== Stated task ==
Return every line of the material exactly.
==========
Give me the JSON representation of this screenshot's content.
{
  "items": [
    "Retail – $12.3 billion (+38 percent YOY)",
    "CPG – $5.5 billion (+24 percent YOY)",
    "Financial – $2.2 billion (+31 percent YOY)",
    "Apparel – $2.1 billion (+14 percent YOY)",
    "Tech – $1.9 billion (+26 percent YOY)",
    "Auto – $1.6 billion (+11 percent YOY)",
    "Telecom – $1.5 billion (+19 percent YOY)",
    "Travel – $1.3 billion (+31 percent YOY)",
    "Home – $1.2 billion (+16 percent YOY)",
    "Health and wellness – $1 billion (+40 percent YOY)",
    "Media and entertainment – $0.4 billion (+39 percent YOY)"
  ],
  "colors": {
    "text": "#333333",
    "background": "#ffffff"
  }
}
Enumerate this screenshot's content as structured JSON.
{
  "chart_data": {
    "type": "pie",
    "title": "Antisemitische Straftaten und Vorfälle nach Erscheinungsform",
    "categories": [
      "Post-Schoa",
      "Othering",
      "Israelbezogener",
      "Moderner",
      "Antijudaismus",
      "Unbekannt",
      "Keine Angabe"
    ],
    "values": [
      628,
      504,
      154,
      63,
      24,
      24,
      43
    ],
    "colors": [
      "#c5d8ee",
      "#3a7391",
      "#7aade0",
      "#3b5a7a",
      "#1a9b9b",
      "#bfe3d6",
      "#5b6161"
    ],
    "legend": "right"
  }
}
==========
== Solution for this exercise ==
Give me the JSON representation of this screenshot's content.
{
  "items": [
    "Retail – $12.3 billion (+38 percent YOY)",
    "CPG – $5.5 billion (+24 percent YOY)",
    "Financial – $2.2 billion (+31 percent YOY)",
    "Apparel – $2.1 billion (+14 percent YOY)",
    "Tech – $1.9 billion (+26 percent YOY)",
    "Auto – $1.6 billion (+11 percent YOY)",
    "Telecom – $1.5 billion (+19 percent YOY)",
    "Travel – $1.3 billion (+31 percent YOY)",
    "Home – $1.2 billion (+16 percent YOY)",
    "Health and wellness – $1 billion (+40 percent YOY)",
    "Media and entertainment – $0.4 billion (+39 percent YOY)"
  ],
  "colors": {
    "text": "#333333",
    "background": "#ffffff"
  }
}
Enumerate this screenshot's content as structured JSON.
{
  "chart_data": {
    "type": "pie",
    "title": "Antisemitische Straftaten und Vorfälle nach Erscheinungsform",
    "categories": [
      "Post-Schoa",
      "Othering",
      "Israelbezogener",
      "Moderner",
      "Antijudaismus",
      "Unbekannt",
      "Keine Angabe"
    ],
    "values": [
      628,
      504,
      154,
      63,
      24,
      24,
      43
    ],
    "colors": [
      "#c5d8ee",
      "#3a7391",
      "#7aade0",
      "#3b5a7a",
      "#1a9b9b",
      "#bfe3d6",
      "#5b6161"
    ],
    "legend": "right"
  }
}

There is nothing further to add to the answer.